Written instruction - Collect from the data below each line with "системи".

Available records -
========
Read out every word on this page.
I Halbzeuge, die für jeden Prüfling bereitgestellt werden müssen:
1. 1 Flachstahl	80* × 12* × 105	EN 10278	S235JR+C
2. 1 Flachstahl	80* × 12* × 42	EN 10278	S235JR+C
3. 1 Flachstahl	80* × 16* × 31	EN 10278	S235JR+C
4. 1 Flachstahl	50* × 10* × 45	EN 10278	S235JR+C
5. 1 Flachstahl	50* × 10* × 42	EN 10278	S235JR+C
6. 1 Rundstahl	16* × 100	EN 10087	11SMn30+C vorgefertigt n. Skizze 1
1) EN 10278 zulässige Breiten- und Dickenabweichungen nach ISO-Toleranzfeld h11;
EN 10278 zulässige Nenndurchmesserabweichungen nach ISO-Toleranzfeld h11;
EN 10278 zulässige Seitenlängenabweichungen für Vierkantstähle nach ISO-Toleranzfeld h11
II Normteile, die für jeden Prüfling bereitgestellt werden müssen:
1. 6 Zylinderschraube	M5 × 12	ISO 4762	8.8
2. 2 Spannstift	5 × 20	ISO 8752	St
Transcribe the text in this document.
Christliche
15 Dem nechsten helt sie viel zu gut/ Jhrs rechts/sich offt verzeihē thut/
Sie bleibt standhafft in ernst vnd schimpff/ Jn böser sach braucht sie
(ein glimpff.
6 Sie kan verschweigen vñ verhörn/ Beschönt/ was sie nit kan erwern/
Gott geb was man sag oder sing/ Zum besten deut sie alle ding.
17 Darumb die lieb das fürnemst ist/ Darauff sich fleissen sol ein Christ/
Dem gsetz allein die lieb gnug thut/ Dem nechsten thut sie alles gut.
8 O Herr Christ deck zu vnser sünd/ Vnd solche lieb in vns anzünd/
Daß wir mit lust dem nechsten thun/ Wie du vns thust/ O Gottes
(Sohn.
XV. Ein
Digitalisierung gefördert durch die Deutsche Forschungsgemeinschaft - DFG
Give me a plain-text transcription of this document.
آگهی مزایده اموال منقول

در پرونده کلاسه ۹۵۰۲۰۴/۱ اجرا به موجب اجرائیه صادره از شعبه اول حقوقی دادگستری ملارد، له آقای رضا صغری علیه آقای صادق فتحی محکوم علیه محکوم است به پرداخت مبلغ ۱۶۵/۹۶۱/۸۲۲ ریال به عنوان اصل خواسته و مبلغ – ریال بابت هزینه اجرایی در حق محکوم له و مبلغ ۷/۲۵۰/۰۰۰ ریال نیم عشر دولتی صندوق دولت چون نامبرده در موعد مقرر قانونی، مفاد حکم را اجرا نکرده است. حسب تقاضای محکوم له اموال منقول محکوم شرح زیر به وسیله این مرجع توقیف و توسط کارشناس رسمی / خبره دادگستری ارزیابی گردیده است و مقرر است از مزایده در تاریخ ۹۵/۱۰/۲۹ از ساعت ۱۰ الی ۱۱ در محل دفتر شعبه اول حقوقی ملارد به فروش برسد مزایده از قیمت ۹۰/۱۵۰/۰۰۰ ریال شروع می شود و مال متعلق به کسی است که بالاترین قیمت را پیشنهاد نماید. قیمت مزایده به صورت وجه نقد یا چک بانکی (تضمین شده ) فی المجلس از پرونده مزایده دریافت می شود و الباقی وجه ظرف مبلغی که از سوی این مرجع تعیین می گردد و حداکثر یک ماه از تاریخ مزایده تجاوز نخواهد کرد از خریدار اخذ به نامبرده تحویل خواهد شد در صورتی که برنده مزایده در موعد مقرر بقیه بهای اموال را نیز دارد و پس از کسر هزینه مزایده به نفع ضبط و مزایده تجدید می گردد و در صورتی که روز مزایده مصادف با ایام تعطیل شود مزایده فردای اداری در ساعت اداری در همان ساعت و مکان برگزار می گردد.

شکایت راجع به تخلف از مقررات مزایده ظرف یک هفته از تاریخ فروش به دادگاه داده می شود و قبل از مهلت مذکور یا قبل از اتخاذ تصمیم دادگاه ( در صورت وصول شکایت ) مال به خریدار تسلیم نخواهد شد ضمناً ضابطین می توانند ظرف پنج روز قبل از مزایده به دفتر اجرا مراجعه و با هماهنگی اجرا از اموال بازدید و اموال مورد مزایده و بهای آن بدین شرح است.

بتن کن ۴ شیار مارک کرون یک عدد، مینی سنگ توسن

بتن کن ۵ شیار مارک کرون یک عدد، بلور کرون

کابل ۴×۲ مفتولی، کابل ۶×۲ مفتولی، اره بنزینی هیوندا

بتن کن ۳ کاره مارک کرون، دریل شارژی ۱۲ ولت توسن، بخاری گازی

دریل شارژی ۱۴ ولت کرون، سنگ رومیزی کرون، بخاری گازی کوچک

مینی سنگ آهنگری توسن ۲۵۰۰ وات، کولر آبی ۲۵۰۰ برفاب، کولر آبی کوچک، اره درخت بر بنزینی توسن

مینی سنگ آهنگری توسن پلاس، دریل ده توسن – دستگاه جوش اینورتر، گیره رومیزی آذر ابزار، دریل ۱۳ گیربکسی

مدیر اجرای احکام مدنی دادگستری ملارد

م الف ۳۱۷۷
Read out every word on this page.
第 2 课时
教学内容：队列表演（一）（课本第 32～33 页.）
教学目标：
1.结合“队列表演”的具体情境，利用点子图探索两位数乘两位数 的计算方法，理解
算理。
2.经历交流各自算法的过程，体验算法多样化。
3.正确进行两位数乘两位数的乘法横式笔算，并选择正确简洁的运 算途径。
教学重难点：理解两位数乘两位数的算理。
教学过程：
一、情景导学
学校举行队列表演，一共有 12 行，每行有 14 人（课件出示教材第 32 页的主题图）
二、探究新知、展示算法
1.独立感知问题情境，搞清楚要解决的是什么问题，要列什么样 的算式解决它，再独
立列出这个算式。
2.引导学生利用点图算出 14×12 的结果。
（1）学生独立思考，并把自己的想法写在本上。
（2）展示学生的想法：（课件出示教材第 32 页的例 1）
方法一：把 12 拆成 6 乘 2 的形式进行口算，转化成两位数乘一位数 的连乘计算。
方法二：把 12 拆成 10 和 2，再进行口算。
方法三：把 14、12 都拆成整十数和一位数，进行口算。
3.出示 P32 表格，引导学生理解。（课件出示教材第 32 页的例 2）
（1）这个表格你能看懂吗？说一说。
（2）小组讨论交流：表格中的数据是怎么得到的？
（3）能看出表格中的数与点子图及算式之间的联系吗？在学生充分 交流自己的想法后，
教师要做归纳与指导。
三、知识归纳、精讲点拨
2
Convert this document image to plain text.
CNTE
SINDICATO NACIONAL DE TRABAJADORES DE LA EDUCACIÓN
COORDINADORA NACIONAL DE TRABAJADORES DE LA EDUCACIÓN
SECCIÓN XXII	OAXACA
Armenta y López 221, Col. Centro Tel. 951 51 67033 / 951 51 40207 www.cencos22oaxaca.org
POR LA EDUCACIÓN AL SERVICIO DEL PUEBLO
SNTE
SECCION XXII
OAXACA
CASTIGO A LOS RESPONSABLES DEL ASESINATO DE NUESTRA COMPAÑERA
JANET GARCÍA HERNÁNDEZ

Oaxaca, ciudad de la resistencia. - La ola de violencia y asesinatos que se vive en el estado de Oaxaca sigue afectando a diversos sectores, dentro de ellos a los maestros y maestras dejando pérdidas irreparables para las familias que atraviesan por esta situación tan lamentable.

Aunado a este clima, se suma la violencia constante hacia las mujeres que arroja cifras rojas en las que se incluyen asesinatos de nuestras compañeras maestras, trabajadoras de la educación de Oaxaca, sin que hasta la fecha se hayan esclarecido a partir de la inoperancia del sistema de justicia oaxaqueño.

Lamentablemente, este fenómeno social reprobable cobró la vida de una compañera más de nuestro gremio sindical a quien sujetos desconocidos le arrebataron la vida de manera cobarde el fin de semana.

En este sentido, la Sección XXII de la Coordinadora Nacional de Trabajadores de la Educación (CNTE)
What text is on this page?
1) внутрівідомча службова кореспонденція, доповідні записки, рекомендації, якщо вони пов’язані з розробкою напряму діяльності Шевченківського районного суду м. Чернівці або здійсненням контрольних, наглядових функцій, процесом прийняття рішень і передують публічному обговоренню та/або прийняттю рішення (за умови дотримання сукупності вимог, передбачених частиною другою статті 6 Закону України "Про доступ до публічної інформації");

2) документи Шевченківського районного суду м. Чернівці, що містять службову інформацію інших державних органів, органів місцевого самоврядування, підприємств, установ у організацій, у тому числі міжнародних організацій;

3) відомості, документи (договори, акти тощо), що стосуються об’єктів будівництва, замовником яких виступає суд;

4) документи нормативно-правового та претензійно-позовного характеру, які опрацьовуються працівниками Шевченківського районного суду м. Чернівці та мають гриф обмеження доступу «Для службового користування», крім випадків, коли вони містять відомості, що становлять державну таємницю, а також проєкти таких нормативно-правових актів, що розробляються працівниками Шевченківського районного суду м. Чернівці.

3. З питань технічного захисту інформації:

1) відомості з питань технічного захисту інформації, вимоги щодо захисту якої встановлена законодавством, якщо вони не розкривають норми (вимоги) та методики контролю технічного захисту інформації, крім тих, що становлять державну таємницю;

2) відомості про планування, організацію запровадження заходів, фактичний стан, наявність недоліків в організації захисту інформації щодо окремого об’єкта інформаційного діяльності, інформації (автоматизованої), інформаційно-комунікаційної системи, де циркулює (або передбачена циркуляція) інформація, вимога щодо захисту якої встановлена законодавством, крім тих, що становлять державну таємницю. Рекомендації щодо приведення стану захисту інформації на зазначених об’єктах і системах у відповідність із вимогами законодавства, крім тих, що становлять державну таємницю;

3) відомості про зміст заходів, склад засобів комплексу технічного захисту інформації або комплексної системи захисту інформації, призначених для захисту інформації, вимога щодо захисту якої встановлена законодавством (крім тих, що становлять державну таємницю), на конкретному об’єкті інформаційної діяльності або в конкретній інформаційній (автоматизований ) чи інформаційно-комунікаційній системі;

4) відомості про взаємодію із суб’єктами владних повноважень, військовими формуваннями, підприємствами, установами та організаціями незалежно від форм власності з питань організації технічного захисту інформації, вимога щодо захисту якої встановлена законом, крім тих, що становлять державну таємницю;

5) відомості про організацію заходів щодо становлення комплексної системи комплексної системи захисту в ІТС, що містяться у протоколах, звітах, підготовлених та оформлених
========
Task solution -
2) відомості про планування, організацію запровадження заходів, фактичний стан, наявність недоліків в організації захисту інформації щодо окремого об’єкта інформаційного діяльності, інформації (автоматизованої), інформаційно-комунікаційної системи, де циркулює (або передбачена циркуляція) інформація, вимога щодо захисту якої встановлена законодавством, крім тих, що становлять державну таємницю. Рекомендації щодо приведення стану захисту інформації на зазначених об’єктах і системах у відповідність із вимогами законодавства, крім тих, що становлять державну таємницю;
3) відомості про зміст заходів, склад засобів комплексу технічного захисту інформації або комплексної системи захисту інформації, призначених для захисту інформації, вимога щодо захисту якої встановлена законодавством (крім тих, що становлять державну таємницю), на конкретному об’єкті інформаційної діяльності або в конкретній інформаційній (автоматизований ) чи інформаційно-комунікаційній системі;
5) відомості про організацію заходів щодо становлення комплексної системи комплексної системи захисту в ІТС, що містяться у протоколах, звітах, підготовлених та оформлених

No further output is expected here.